- JOB: Return verbatim the items starting at their first line and ending at the line that contains "x-tick-label: 600: [474, 392, 498, 408]", with both ends included.

- RECORDED INFORMATION:
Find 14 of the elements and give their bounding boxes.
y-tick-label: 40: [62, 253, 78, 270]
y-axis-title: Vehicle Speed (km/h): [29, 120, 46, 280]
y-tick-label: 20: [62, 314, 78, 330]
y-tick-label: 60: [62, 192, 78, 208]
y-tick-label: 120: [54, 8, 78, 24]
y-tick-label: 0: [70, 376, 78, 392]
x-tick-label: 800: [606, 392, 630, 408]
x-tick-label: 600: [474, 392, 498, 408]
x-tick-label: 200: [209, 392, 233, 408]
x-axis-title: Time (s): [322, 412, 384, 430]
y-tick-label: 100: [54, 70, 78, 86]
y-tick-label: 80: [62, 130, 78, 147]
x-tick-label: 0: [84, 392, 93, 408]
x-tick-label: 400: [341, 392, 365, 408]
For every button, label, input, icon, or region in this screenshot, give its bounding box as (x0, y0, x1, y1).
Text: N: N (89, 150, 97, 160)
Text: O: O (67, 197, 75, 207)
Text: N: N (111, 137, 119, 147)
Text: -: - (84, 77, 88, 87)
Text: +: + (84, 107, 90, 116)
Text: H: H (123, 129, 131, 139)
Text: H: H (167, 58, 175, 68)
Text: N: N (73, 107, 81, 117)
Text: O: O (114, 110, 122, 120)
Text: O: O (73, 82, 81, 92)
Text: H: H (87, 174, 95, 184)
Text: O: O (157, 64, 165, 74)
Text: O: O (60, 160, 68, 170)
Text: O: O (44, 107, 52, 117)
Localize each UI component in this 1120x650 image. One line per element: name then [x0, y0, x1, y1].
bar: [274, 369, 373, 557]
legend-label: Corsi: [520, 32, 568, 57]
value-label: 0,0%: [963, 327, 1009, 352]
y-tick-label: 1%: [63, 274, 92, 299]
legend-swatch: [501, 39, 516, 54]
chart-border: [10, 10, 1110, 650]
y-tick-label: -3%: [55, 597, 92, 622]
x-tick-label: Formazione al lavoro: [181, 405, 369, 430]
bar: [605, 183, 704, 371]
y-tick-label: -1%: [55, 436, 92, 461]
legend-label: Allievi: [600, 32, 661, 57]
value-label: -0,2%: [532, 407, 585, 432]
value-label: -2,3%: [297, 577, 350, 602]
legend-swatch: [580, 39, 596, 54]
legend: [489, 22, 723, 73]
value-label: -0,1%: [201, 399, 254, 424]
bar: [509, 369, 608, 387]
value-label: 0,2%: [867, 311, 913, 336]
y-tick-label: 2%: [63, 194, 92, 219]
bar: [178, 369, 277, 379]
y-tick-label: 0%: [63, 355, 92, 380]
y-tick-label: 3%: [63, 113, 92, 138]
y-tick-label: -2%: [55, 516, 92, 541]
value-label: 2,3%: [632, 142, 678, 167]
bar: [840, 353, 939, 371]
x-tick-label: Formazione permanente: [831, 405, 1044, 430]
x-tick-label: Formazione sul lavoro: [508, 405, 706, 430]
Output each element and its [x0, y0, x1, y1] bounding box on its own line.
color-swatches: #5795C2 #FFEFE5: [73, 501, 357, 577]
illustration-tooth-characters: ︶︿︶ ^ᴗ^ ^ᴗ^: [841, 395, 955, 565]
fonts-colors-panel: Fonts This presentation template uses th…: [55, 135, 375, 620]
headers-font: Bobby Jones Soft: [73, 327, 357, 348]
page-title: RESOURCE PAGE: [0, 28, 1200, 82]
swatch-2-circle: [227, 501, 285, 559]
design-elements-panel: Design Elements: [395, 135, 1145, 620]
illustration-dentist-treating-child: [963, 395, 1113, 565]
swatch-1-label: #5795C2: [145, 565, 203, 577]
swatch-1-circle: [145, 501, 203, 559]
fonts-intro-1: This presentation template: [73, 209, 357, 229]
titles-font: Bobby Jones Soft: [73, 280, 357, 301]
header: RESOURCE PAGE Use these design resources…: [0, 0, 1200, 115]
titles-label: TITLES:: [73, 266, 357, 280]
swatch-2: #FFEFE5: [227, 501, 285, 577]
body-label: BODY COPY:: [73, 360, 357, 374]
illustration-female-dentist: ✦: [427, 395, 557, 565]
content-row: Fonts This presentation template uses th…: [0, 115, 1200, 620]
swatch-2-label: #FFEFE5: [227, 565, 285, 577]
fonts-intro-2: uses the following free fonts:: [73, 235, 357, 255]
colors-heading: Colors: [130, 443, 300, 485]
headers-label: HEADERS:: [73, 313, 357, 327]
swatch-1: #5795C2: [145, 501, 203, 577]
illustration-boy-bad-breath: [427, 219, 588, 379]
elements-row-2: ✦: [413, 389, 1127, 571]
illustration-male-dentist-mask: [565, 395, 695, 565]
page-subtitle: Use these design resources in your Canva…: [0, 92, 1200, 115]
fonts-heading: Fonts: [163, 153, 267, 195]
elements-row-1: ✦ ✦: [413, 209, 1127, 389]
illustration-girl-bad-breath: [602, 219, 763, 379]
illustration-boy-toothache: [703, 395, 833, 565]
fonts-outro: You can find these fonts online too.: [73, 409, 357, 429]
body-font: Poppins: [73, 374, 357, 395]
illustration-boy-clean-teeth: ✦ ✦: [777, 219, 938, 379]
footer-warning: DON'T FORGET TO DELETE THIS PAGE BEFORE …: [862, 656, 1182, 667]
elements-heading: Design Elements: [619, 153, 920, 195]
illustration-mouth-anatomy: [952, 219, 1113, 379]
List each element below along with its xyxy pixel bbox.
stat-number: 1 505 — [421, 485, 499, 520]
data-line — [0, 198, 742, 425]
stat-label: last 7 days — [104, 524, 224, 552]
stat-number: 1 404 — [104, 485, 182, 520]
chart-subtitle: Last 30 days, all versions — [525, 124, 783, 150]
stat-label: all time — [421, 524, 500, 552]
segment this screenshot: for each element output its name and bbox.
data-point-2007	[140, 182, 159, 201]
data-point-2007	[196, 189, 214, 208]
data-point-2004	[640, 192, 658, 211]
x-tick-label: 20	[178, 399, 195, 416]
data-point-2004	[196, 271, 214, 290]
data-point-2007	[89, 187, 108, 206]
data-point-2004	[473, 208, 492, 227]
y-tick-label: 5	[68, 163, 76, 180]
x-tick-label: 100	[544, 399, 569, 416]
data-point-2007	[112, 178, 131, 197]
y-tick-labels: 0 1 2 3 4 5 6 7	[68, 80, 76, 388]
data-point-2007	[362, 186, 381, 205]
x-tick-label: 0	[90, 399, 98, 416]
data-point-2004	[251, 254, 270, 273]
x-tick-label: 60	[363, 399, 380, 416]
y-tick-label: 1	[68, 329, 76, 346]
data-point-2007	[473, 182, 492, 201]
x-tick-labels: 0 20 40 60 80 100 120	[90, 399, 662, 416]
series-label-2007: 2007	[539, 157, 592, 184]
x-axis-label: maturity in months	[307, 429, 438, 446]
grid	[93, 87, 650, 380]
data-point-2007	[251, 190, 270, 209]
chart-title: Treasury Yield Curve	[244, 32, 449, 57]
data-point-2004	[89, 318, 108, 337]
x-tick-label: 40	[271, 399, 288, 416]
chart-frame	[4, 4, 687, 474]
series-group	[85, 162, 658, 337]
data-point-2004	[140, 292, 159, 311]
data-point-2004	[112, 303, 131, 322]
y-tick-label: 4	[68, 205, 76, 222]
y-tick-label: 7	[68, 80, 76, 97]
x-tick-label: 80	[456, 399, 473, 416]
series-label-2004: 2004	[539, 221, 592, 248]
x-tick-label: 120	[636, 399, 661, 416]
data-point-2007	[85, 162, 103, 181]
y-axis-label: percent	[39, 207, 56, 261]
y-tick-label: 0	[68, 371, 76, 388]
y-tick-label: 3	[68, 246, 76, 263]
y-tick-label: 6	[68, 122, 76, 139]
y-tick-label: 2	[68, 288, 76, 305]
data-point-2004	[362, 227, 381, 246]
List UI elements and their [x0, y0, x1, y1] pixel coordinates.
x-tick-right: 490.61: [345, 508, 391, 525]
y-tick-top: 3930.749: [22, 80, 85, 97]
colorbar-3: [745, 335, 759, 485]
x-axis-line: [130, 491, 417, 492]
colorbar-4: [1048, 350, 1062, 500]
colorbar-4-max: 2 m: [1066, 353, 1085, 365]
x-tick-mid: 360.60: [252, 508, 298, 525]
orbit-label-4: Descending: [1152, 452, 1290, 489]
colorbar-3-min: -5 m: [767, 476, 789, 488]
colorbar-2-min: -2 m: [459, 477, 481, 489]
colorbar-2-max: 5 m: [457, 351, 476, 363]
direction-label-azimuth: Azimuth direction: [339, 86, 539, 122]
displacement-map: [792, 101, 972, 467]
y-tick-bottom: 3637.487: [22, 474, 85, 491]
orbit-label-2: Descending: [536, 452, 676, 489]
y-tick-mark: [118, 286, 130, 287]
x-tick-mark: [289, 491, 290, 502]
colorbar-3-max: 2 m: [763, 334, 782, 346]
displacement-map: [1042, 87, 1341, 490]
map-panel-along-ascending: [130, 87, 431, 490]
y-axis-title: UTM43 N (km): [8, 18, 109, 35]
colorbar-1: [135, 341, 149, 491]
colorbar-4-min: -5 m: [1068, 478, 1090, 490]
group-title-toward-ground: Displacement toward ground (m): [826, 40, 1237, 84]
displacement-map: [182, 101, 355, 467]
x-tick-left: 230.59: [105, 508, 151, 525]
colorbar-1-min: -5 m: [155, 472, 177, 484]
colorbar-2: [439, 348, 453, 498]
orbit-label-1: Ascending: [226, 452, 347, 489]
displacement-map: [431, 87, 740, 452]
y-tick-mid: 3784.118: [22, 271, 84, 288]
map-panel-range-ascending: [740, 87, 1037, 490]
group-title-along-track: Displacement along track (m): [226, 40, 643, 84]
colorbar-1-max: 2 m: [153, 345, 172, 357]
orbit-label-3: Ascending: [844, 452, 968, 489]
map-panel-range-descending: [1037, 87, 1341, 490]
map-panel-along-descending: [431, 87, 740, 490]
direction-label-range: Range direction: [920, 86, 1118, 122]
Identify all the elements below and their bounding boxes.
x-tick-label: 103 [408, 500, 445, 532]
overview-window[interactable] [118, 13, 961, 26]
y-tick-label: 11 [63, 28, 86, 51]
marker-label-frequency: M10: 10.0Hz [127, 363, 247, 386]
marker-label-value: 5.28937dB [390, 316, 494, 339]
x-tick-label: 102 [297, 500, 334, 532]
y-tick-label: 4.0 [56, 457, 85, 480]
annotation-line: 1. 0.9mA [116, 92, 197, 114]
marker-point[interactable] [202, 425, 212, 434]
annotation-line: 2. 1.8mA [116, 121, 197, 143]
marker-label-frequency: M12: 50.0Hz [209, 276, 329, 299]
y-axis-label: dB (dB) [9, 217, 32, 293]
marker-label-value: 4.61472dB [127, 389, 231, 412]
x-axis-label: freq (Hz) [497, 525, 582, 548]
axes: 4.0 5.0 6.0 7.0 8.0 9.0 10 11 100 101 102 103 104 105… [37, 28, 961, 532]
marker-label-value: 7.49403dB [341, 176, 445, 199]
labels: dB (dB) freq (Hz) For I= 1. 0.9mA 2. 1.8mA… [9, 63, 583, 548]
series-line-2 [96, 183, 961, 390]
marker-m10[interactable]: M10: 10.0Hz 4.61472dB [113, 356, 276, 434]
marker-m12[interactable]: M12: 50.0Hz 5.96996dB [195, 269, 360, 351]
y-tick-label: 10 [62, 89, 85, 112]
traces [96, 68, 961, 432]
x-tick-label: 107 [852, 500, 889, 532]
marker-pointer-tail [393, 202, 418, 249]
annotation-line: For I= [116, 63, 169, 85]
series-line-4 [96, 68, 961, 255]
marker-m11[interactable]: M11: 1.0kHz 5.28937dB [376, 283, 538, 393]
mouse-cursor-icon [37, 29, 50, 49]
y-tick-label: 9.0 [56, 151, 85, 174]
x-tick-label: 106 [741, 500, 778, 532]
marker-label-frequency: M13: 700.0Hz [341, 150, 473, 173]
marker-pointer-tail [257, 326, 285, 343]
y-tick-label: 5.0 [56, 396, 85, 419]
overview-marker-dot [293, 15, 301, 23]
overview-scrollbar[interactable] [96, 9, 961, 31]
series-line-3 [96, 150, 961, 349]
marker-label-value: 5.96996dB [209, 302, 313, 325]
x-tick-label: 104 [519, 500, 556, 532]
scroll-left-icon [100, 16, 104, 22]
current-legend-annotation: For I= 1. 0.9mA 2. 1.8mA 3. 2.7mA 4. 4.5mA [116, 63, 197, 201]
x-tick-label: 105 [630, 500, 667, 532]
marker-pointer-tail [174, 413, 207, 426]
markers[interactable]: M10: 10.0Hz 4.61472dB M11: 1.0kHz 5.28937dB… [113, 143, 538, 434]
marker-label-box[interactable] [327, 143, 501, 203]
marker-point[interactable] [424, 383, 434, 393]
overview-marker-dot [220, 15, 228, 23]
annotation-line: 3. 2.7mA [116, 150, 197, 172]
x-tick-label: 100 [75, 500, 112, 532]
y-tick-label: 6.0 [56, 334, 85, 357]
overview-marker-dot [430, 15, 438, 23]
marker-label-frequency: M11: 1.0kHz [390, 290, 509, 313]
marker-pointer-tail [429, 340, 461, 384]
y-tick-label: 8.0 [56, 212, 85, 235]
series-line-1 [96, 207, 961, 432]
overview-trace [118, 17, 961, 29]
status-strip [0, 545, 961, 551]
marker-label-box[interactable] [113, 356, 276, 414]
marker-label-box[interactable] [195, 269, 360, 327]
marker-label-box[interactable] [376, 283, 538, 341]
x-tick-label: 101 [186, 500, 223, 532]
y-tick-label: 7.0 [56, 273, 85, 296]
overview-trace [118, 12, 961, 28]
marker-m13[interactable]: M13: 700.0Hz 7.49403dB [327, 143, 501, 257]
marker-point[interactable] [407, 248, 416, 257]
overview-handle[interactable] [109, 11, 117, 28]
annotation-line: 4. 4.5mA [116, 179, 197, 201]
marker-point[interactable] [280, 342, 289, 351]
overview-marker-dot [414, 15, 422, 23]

- THE REPLY:
Find 14 of the elements and give their bounding boxes.
y-tick-label: 40: [62, 253, 78, 270]
y-axis-title: Vehicle Speed (km/h): [29, 120, 46, 280]
y-tick-label: 20: [62, 314, 78, 330]
y-tick-label: 60: [62, 192, 78, 208]
y-tick-label: 120: [54, 8, 78, 24]
y-tick-label: 0: [70, 376, 78, 392]
x-tick-label: 800: [606, 392, 630, 408]
x-tick-label: 600: [474, 392, 498, 408]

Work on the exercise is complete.